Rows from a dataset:
>> Begin
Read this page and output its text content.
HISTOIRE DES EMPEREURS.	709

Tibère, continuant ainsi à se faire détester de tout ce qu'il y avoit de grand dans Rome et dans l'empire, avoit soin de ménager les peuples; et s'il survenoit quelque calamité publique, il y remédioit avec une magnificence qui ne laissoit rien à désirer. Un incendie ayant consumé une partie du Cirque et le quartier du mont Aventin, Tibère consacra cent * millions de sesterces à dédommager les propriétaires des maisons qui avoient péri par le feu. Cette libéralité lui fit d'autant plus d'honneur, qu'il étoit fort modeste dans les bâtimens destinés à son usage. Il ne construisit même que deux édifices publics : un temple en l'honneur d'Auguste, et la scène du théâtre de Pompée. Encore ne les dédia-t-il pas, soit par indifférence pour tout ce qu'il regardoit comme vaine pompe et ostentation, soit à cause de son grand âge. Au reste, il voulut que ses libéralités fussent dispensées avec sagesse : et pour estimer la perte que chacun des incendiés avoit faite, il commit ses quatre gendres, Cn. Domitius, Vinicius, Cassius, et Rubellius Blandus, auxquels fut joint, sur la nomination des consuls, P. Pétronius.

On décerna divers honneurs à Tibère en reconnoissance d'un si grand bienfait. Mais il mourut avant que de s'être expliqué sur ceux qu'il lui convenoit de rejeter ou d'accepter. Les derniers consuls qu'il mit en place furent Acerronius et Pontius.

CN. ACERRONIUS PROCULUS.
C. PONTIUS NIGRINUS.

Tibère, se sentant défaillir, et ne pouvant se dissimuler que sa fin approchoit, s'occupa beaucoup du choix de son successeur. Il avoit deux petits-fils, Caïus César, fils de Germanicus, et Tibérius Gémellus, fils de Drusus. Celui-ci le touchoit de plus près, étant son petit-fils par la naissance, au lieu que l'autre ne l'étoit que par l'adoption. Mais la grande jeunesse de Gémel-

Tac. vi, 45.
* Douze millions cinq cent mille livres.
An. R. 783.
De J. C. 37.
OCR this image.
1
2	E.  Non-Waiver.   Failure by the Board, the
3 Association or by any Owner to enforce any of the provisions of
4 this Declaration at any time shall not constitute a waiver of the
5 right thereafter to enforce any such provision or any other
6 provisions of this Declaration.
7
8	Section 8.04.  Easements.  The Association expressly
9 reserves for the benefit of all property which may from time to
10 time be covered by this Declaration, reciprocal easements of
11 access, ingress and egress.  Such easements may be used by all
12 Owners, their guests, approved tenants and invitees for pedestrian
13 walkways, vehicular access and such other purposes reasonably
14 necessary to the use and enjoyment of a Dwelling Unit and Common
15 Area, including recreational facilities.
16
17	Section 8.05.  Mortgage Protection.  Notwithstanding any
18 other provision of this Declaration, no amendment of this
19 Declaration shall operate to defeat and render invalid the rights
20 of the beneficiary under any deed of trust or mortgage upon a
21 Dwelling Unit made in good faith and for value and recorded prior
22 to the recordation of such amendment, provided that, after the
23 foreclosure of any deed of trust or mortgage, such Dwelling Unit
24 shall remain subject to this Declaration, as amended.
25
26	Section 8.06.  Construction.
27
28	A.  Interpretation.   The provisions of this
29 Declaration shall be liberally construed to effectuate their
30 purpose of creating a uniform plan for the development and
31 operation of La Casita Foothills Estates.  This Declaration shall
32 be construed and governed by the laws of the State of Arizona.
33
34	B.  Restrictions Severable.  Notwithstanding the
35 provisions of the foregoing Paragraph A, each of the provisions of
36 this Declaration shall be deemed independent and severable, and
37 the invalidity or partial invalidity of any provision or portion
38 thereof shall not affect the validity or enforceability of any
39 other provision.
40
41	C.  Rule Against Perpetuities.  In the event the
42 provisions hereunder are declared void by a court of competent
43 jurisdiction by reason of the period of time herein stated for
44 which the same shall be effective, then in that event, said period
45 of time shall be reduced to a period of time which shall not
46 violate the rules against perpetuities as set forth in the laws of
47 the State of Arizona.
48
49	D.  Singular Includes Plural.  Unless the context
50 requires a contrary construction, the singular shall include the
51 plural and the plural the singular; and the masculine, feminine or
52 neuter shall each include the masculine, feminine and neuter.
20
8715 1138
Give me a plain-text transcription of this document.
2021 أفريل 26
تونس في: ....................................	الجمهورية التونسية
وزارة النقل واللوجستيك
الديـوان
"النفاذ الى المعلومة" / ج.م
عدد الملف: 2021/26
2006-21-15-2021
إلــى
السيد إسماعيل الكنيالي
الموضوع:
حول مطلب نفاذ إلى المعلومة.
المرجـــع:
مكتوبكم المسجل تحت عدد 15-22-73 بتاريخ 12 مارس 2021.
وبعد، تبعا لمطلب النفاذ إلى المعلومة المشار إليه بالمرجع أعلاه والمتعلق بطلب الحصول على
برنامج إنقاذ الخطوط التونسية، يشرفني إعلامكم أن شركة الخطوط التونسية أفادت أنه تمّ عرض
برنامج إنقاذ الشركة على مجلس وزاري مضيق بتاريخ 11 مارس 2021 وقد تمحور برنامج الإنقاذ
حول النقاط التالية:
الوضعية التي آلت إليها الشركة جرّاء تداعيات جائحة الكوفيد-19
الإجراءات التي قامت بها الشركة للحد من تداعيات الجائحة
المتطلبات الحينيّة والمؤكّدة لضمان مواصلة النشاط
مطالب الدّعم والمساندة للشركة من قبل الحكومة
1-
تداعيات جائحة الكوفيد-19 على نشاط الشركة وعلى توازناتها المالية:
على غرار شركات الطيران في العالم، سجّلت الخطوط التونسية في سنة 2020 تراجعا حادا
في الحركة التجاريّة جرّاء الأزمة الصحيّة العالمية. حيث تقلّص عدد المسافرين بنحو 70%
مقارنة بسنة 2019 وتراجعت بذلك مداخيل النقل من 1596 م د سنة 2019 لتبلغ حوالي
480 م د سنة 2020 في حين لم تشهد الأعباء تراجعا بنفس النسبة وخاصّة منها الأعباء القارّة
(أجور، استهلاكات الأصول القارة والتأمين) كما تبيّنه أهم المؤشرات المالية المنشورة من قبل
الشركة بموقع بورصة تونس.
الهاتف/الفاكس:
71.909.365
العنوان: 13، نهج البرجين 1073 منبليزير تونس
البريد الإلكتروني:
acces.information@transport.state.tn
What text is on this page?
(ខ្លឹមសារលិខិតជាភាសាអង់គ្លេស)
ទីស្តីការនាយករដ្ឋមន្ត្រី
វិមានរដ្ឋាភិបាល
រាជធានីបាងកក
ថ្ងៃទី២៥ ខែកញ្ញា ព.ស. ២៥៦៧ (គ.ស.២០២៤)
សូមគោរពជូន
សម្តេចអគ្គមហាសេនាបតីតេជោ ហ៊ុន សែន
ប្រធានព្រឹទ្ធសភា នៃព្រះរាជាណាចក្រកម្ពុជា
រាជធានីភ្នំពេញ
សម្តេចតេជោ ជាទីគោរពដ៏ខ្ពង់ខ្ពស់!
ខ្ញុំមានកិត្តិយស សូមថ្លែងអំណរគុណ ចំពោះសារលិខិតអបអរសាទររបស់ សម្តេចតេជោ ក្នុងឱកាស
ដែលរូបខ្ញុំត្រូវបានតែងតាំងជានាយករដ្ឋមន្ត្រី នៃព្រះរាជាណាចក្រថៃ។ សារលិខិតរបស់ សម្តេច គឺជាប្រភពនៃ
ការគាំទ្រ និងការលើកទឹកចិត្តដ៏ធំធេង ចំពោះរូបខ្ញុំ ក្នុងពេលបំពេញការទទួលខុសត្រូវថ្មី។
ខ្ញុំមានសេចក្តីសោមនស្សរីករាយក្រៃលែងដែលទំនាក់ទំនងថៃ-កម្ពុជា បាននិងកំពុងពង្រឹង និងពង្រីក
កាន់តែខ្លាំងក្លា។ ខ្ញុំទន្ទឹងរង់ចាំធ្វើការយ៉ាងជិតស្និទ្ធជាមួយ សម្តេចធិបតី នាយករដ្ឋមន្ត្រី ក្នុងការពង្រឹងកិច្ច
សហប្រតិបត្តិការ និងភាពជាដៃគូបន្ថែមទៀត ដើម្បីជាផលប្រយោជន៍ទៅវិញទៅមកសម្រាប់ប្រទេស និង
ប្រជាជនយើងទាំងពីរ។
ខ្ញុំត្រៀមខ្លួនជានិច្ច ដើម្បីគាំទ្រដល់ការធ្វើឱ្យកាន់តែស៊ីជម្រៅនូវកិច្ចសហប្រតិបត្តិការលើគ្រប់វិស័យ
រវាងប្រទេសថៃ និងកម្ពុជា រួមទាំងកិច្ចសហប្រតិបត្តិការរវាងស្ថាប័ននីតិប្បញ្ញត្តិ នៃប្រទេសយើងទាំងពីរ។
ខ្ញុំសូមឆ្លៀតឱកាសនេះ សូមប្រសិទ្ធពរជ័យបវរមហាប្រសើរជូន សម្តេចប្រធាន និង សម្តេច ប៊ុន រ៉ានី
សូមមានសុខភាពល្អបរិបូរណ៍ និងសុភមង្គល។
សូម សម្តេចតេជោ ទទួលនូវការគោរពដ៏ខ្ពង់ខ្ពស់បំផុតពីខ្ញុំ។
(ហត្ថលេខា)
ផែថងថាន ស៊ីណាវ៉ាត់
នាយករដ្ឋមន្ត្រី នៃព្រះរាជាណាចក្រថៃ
>> End
**Stated goal:** Of the lines in the material above, state how many contain the string "Association"; give no other text.

**Task answer:** 2